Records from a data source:
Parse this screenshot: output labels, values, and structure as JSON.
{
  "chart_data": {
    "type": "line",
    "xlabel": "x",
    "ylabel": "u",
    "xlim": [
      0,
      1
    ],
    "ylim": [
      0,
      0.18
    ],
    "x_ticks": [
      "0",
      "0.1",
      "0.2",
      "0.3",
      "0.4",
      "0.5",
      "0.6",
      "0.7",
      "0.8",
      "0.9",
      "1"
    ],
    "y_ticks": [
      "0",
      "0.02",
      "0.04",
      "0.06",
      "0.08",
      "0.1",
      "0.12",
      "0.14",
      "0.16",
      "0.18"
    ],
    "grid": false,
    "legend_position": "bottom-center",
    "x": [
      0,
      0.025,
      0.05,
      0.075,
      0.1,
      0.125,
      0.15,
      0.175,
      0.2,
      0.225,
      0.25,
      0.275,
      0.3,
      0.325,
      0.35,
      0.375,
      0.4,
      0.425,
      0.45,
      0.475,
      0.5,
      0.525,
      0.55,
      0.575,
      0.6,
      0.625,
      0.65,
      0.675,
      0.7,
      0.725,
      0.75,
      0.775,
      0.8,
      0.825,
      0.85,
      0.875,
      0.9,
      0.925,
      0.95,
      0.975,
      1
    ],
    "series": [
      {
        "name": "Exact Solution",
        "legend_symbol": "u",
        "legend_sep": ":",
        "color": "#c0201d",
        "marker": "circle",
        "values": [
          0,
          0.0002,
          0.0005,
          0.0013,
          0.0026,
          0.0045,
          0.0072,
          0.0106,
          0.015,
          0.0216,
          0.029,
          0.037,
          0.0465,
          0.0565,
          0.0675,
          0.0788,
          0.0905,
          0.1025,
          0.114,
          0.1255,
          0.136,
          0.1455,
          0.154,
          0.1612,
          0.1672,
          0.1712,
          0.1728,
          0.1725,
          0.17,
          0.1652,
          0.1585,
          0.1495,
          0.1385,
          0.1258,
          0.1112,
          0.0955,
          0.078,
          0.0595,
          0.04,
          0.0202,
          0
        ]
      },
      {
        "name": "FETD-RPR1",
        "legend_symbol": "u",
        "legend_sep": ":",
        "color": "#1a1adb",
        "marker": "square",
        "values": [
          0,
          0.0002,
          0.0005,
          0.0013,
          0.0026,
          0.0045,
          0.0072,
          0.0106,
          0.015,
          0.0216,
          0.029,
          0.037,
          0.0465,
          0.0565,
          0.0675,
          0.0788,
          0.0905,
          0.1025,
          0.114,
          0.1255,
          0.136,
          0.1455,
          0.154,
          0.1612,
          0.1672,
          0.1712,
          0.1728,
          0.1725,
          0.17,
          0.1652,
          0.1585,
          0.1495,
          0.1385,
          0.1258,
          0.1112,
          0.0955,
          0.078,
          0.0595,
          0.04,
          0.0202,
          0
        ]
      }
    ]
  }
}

| Stated exercise |
Write out the entire listing exactly.

| Answer to the task |
Parse this screenshot: output labels, values, and structure as JSON.
{
  "chart_data": {
    "type": "line",
    "xlabel": "x",
    "ylabel": "u",
    "xlim": [
      0,
      1
    ],
    "ylim": [
      0,
      0.18
    ],
    "x_ticks": [
      "0",
      "0.1",
      "0.2",
      "0.3",
      "0.4",
      "0.5",
      "0.6",
      "0.7",
      "0.8",
      "0.9",
      "1"
    ],
    "y_ticks": [
      "0",
      "0.02",
      "0.04",
      "0.06",
      "0.08",
      "0.1",
      "0.12",
      "0.14",
      "0.16",
      "0.18"
    ],
    "grid": false,
    "legend_position": "bottom-center",
    "x": [
      0,
      0.025,
      0.05,
      0.075,
      0.1,
      0.125,
      0.15,
      0.175,
      0.2,
      0.225,
      0.25,
      0.275,
      0.3,
      0.325,
      0.35,
      0.375,
      0.4,
      0.425,
      0.45,
      0.475,
      0.5,
      0.525,
      0.55,
      0.575,
      0.6,
      0.625,
      0.65,
      0.675,
      0.7,
      0.725,
      0.75,
      0.775,
      0.8,
      0.825,
      0.85,
      0.875,
      0.9,
      0.925,
      0.95,
      0.975,
      1
    ],
    "series": [
      {
        "name": "Exact Solution",
        "legend_symbol": "u",
        "legend_sep": ":",
        "color": "#c0201d",
        "marker": "circle",
        "values": [
          0,
          0.0002,
          0.0005,
          0.0013,
          0.0026,
          0.0045,
          0.0072,
          0.0106,
          0.015,
          0.0216,
          0.029,
          0.037,
          0.0465,
          0.0565,
          0.0675,
          0.0788,
          0.0905,
          0.1025,
          0.114,
          0.1255,
          0.136,
          0.1455,
          0.154,
          0.1612,
          0.1672,
          0.1712,
          0.1728,
          0.1725,
          0.17,
          0.1652,
          0.1585,
          0.1495,
          0.1385,
          0.1258,
          0.1112,
          0.0955,
          0.078,
          0.0595,
          0.04,
          0.0202,
          0
        ]
      },
      {
        "name": "FETD-RPR1",
        "legend_symbol": "u",
        "legend_sep": ":",
        "color": "#1a1adb",
        "marker": "square",
        "values": [
          0,
          0.0002,
          0.0005,
          0.0013,
          0.0026,
          0.0045,
          0.0072,
          0.0106,
          0.015,
          0.0216,
          0.029,
          0.037,
          0.0465,
          0.0565,
          0.0675,
          0.0788,
          0.0905,
          0.1025,
          0.114,
          0.1255,
          0.136,
          0.1455,
          0.154,
          0.1612,
          0.1672,
          0.1712,
          0.1728,
          0.1725,
          0.17,
          0.1652,
          0.1585,
          0.1495,
          0.1385,
          0.1258,
          0.1112,
          0.0955,
          0.078,
          0.0595,
          0.04,
          0.0202,
          0
        ]
      }
    ]
  }
}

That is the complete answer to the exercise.